Structured figure records:
──────────────────────────────

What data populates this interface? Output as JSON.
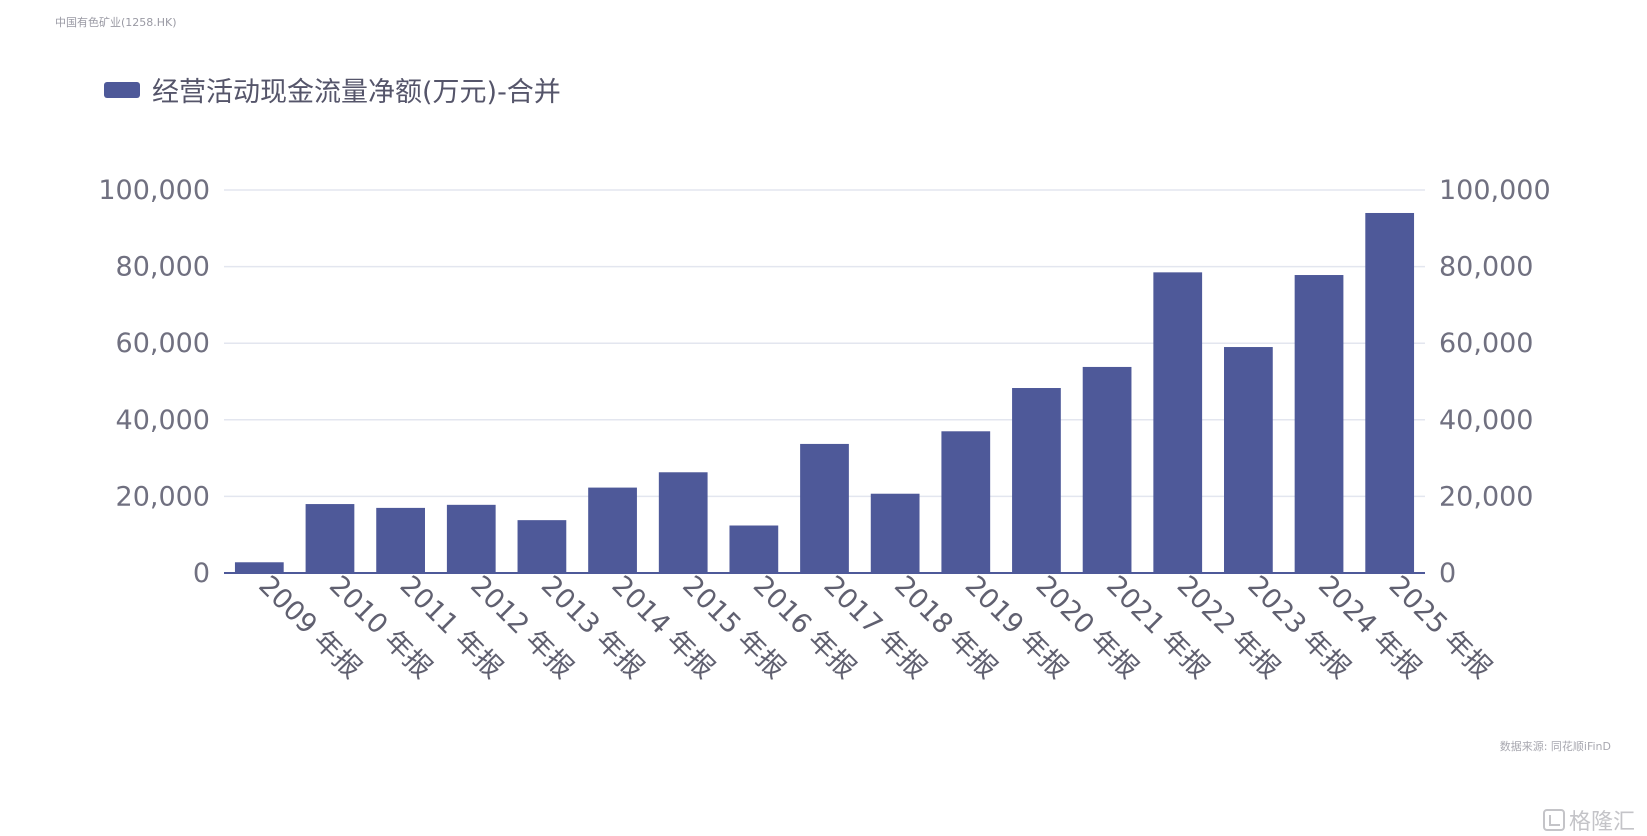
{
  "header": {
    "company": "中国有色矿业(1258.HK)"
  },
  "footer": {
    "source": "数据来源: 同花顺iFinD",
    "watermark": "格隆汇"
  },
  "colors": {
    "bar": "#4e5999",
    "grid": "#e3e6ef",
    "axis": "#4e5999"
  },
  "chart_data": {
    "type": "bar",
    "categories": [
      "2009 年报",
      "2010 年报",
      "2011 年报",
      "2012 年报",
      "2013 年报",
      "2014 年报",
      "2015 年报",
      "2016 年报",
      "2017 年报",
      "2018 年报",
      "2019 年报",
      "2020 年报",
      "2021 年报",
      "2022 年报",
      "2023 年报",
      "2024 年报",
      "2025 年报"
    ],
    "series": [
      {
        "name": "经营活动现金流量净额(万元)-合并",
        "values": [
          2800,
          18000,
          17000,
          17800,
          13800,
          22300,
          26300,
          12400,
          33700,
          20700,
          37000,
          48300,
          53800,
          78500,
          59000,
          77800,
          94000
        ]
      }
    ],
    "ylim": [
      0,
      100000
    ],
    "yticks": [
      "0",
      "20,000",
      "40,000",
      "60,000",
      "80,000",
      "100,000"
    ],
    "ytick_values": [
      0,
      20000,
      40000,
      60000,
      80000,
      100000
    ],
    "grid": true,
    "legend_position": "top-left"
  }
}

──────────────────────────────

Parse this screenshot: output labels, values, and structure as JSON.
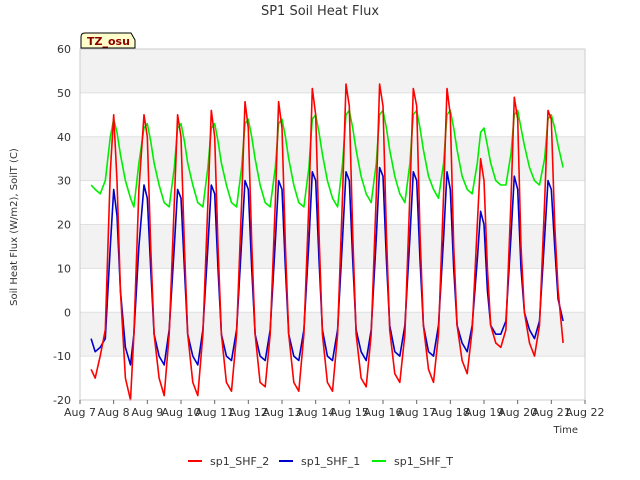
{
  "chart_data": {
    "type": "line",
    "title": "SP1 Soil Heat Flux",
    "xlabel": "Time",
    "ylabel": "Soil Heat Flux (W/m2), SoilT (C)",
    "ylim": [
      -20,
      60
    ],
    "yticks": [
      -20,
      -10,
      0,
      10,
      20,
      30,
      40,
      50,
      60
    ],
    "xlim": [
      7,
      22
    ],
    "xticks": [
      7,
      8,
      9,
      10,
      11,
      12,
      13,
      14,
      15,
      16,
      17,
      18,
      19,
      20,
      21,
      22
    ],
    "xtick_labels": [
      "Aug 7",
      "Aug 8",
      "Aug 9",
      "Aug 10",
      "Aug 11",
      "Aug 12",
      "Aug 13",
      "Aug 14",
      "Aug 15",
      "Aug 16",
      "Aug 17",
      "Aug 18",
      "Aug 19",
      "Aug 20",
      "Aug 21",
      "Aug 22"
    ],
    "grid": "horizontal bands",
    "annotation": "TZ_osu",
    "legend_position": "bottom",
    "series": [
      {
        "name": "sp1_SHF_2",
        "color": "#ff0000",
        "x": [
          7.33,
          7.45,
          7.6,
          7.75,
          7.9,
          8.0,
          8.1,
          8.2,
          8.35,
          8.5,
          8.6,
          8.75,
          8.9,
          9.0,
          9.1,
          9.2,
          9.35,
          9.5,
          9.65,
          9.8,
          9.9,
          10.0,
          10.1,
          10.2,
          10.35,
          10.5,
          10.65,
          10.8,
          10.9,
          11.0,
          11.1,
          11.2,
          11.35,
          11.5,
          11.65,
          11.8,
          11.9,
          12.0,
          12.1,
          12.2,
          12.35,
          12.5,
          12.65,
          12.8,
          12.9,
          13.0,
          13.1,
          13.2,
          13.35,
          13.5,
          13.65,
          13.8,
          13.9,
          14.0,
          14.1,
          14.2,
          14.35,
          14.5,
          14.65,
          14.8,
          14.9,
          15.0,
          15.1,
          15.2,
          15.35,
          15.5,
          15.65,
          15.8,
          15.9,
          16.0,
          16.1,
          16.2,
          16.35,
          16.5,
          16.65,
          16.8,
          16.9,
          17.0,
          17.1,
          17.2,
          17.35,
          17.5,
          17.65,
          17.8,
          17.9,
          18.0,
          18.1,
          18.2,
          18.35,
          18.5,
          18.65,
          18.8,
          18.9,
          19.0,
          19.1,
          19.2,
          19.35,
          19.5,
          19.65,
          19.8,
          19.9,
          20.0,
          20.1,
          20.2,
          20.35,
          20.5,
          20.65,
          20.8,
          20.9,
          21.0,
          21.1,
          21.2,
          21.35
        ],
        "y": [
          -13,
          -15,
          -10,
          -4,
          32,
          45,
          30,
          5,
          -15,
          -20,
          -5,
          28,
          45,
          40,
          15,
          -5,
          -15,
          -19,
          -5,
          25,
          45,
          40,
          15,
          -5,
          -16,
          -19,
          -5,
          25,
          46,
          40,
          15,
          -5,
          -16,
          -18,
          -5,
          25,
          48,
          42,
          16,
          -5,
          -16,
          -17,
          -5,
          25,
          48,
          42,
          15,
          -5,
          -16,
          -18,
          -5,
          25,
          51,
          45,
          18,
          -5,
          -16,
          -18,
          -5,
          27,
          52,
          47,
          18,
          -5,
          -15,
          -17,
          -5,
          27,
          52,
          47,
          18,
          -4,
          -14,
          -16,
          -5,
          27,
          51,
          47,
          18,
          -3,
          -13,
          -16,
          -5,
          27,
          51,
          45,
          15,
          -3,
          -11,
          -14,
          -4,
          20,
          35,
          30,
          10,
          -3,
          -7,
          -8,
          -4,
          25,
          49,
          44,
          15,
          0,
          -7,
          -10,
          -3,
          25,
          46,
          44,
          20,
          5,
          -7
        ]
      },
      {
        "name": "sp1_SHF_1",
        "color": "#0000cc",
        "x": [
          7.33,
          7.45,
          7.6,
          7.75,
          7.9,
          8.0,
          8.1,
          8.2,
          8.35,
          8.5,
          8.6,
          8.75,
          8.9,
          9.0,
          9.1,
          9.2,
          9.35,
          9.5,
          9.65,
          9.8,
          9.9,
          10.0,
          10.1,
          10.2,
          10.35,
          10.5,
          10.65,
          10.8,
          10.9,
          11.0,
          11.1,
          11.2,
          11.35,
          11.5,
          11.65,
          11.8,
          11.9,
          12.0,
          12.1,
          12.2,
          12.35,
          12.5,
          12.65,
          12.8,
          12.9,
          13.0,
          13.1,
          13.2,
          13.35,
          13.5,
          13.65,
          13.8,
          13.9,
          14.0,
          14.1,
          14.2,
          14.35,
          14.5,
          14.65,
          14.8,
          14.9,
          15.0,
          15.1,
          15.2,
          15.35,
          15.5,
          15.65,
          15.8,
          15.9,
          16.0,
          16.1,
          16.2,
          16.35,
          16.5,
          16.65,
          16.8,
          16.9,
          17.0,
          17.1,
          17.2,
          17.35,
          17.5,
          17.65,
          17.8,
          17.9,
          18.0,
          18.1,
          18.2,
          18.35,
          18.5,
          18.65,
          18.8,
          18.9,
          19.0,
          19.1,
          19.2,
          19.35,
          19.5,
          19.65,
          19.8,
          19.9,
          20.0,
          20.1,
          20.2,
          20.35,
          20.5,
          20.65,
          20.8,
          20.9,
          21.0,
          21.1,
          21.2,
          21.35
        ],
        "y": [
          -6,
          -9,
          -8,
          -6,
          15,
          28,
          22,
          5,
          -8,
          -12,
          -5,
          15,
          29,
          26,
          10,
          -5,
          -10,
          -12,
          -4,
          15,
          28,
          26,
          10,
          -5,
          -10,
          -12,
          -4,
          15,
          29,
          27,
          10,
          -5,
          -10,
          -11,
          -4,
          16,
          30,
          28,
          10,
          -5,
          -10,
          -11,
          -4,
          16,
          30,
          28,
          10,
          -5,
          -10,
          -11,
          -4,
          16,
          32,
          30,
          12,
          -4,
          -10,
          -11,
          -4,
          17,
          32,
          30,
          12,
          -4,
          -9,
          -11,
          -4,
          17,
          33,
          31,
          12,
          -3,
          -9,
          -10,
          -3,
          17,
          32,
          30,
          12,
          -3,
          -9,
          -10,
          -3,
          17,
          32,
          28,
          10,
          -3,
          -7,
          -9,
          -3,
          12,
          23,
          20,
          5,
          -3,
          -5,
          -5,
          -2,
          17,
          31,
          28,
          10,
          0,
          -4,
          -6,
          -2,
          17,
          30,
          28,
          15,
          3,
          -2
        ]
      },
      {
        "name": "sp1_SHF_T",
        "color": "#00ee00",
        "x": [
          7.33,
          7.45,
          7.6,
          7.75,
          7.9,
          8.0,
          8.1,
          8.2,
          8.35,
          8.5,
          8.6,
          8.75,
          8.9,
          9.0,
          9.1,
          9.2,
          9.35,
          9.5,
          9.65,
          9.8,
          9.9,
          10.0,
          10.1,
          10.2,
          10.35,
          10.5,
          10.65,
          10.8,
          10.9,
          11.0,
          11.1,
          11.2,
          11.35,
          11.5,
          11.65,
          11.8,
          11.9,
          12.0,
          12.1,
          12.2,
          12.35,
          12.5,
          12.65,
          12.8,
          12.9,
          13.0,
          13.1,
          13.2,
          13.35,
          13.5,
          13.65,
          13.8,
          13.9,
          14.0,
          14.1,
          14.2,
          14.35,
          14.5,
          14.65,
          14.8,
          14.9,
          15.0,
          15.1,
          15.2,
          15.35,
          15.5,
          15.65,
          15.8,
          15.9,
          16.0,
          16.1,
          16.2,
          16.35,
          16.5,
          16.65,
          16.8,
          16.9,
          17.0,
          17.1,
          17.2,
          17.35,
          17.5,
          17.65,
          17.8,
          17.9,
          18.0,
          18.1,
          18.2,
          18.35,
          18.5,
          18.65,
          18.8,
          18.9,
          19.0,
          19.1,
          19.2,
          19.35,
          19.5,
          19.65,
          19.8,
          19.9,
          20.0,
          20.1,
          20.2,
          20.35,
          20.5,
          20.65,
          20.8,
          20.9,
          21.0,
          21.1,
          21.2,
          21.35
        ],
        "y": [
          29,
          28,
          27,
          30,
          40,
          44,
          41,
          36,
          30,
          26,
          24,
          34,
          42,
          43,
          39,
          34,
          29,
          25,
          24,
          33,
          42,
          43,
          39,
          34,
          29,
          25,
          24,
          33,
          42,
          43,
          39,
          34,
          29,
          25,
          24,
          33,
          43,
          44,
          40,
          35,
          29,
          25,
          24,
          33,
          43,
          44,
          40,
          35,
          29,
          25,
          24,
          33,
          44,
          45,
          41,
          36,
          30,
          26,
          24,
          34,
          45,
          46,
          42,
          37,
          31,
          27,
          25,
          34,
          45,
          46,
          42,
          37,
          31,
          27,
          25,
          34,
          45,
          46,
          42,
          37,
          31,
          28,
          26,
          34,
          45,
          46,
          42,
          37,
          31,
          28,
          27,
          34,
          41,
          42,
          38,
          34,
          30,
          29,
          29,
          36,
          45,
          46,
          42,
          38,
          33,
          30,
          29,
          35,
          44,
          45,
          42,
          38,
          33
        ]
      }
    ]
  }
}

──────────────────────────────

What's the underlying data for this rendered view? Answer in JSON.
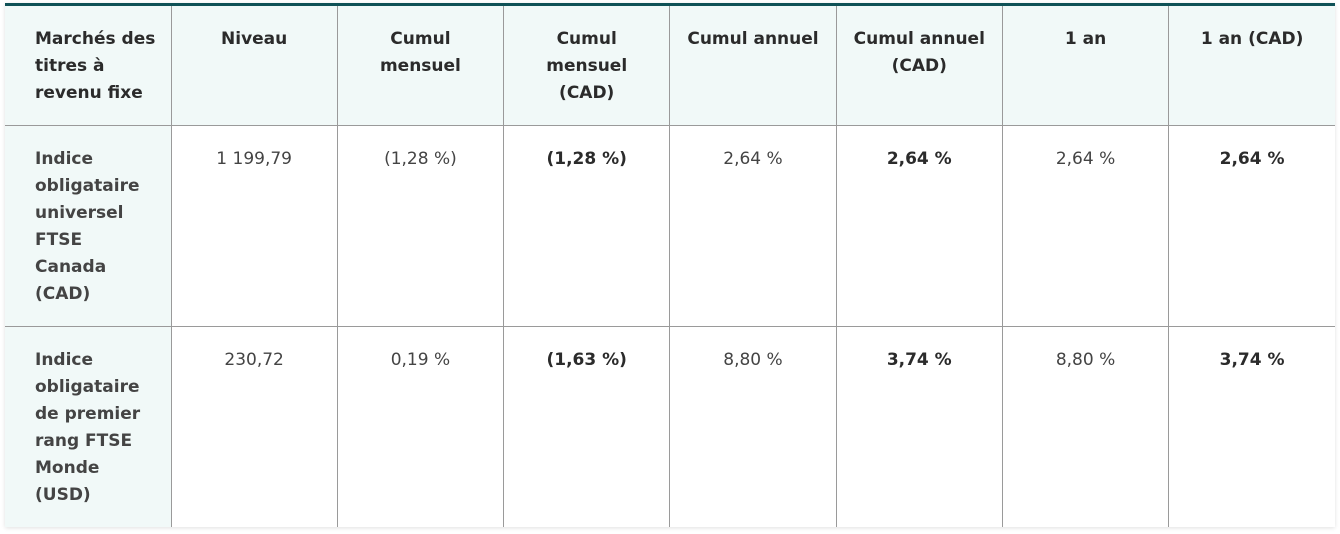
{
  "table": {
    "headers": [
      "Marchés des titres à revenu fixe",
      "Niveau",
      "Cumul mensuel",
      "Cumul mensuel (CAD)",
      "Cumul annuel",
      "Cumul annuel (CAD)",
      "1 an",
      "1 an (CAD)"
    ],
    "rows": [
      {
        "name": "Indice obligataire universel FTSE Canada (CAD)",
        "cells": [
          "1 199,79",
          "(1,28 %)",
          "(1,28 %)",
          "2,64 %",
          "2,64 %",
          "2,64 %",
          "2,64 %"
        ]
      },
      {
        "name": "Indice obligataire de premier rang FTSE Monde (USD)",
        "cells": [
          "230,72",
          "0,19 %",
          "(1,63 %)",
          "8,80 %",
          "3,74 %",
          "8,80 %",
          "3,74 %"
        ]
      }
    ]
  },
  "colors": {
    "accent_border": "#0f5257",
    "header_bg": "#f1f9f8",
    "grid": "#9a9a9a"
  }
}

──────────────────────────────

• **Stated problem**
Gather all lines with the string "What" from the data.

• **The answer**
What data populates this interface? Output as JSON.
What's the underlying data for this rendered view? Answer in JSON.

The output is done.